GIVEN INSTRUCTION:
Pull out the stretch of the records below from their very first line through the line containing "legend-row-ko: PDZ-RhoGEF KO <box>95", including both ends, and reproduce it unchanged.

EXTRACTED RECORDS:
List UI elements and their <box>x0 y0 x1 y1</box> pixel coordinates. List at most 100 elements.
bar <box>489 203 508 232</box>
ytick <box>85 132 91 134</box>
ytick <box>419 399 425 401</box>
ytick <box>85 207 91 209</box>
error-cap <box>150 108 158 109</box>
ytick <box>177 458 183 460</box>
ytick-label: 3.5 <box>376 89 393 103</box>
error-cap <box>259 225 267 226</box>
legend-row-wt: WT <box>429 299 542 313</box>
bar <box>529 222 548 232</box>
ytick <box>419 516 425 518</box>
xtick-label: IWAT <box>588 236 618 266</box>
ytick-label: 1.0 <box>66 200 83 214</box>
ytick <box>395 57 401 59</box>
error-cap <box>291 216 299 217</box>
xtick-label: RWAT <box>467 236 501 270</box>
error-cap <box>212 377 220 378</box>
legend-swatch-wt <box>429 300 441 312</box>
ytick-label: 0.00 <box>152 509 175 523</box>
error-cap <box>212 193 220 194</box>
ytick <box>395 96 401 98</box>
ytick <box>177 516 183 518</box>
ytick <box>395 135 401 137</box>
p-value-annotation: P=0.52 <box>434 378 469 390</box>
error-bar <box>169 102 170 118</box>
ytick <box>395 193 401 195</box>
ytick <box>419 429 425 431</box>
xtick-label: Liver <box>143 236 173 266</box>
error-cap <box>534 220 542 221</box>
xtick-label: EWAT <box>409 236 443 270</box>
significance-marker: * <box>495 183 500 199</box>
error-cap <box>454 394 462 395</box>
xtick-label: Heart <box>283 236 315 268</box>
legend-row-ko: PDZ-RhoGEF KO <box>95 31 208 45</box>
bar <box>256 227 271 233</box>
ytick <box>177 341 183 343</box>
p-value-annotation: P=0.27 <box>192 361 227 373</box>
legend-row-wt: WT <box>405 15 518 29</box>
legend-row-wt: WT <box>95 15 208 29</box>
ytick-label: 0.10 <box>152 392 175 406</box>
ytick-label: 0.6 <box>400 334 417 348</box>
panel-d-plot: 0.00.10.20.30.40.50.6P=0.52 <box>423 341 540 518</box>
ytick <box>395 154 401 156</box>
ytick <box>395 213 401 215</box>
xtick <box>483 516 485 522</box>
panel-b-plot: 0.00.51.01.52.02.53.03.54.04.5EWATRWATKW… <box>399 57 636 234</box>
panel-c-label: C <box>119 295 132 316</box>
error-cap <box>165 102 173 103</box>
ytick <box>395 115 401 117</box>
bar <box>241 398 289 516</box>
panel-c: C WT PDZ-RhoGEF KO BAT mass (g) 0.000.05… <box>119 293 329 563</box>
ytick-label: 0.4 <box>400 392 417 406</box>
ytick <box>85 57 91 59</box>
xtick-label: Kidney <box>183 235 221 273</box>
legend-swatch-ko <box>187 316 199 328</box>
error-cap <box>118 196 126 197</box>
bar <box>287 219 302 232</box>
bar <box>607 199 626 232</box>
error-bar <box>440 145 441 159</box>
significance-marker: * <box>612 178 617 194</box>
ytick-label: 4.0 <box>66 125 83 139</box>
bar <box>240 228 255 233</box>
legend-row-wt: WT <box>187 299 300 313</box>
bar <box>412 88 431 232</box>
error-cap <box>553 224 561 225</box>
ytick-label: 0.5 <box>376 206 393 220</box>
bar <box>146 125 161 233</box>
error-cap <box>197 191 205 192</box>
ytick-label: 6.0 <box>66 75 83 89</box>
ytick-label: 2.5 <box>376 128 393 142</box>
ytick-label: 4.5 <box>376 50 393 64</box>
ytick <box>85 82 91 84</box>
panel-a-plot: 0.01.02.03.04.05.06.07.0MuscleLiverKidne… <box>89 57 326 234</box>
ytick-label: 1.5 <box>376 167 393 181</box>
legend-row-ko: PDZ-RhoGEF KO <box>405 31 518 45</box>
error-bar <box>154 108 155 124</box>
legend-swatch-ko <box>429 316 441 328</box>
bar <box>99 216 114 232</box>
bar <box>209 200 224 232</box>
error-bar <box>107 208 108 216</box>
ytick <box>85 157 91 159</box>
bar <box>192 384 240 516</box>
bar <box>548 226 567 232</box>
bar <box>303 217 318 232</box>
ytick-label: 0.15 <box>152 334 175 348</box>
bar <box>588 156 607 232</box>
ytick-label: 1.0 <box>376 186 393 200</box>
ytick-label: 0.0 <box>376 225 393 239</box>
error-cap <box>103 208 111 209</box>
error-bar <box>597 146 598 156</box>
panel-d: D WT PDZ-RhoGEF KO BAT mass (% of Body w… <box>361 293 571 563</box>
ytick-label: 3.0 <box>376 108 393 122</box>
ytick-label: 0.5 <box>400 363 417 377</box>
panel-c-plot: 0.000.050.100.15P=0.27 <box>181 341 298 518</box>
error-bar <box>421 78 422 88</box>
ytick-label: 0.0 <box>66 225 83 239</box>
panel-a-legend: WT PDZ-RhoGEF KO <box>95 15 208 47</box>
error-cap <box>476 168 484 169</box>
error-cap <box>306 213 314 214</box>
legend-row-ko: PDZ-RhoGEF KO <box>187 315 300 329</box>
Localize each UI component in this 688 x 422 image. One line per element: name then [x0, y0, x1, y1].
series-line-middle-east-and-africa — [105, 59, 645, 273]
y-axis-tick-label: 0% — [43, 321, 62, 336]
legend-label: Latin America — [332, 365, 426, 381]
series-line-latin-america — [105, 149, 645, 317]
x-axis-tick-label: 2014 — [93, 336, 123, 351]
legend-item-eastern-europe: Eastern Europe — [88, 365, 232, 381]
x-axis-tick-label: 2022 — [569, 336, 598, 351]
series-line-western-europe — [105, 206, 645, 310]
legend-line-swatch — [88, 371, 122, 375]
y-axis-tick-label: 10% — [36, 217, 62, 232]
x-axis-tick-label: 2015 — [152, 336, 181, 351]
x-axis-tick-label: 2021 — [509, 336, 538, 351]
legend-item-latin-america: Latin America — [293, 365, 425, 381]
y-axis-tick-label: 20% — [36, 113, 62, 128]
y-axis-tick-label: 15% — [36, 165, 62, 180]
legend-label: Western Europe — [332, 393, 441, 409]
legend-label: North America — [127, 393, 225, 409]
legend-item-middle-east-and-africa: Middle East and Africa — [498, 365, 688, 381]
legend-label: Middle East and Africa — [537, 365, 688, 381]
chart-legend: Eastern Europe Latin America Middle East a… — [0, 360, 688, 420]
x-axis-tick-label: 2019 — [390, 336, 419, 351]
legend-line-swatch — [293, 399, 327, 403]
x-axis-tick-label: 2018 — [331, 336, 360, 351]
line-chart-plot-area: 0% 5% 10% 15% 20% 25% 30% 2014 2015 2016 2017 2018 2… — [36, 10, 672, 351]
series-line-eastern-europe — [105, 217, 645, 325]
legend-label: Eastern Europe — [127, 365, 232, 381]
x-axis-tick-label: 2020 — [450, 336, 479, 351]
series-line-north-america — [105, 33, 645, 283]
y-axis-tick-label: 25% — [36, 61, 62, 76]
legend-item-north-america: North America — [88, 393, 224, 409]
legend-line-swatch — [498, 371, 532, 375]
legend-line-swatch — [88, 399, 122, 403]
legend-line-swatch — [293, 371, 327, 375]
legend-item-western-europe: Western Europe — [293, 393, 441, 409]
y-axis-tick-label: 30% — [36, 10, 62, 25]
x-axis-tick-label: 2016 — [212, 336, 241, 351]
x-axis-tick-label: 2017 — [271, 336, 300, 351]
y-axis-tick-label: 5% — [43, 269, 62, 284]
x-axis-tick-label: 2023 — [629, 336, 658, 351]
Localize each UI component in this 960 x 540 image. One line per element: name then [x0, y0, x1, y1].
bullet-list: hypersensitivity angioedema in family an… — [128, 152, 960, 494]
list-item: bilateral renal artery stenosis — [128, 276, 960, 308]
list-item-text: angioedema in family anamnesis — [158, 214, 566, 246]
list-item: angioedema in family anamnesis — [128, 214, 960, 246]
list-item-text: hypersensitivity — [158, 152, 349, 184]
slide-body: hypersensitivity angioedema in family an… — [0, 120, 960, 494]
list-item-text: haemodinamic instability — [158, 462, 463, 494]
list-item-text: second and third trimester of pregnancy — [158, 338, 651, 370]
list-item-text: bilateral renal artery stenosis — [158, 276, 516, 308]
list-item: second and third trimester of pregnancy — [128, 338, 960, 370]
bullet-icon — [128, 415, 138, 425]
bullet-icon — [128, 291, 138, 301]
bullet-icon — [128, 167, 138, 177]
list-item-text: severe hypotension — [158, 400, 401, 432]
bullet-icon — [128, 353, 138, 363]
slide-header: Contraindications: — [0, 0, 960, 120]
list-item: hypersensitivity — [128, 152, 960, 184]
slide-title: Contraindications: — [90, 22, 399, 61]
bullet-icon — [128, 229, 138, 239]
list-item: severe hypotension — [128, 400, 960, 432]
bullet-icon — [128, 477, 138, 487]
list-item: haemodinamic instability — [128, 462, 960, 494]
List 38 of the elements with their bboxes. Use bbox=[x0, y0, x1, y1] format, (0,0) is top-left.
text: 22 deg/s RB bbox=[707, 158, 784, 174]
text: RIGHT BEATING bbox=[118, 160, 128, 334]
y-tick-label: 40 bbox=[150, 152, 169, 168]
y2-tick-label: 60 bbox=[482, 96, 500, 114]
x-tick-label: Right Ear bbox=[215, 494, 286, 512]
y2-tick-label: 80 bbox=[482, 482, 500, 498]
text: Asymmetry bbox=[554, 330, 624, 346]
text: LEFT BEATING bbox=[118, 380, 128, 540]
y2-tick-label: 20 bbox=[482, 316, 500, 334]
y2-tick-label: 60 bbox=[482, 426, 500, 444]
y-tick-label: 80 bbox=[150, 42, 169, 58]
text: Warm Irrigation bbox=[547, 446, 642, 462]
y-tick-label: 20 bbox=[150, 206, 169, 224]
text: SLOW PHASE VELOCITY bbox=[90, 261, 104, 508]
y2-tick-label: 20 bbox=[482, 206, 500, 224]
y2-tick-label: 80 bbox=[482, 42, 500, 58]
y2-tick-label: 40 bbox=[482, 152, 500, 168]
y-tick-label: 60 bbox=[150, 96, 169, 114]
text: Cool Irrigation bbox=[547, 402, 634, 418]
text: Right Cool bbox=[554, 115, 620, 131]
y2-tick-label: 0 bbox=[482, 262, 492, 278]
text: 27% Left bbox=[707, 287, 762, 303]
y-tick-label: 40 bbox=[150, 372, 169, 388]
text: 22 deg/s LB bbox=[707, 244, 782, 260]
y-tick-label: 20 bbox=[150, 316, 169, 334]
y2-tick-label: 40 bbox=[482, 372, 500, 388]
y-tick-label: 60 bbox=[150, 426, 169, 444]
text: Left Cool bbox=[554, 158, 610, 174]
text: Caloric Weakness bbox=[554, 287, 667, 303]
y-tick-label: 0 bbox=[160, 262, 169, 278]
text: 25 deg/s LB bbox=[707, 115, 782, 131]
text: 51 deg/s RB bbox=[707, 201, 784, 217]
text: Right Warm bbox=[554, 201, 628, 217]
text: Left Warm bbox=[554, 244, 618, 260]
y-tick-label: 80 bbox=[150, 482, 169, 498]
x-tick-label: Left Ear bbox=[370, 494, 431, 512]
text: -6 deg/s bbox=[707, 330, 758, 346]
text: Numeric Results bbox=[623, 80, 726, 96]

WRITTEN REPLY:
List UI elements and their <box>x0 y0 x1 y1</box> pixel coordinates. List at most 100 elements.
bar <box>489 203 508 232</box>
ytick <box>85 132 91 134</box>
ytick <box>419 399 425 401</box>
ytick <box>85 207 91 209</box>
error-cap <box>150 108 158 109</box>
ytick <box>177 458 183 460</box>
ytick-label: 3.5 <box>376 89 393 103</box>
error-cap <box>259 225 267 226</box>
legend-row-wt: WT <box>429 299 542 313</box>
bar <box>529 222 548 232</box>
ytick <box>419 516 425 518</box>
xtick-label: IWAT <box>588 236 618 266</box>
ytick-label: 1.0 <box>66 200 83 214</box>
ytick <box>395 57 401 59</box>
error-cap <box>291 216 299 217</box>
xtick-label: RWAT <box>467 236 501 270</box>
error-cap <box>212 377 220 378</box>
legend-swatch-wt <box>429 300 441 312</box>
ytick-label: 0.00 <box>152 509 175 523</box>
error-cap <box>212 193 220 194</box>
ytick <box>395 96 401 98</box>
ytick <box>177 516 183 518</box>
ytick <box>395 135 401 137</box>
p-value-annotation: P=0.52 <box>434 378 469 390</box>
error-bar <box>169 102 170 118</box>
ytick <box>395 193 401 195</box>
ytick <box>419 429 425 431</box>
xtick-label: Liver <box>143 236 173 266</box>
error-cap <box>534 220 542 221</box>
xtick-label: EWAT <box>409 236 443 270</box>
significance-marker: * <box>495 183 500 199</box>
error-cap <box>454 394 462 395</box>
xtick-label: Heart <box>283 236 315 268</box>
legend-row-ko: PDZ-RhoGEF KO <box>95 31 208 45</box>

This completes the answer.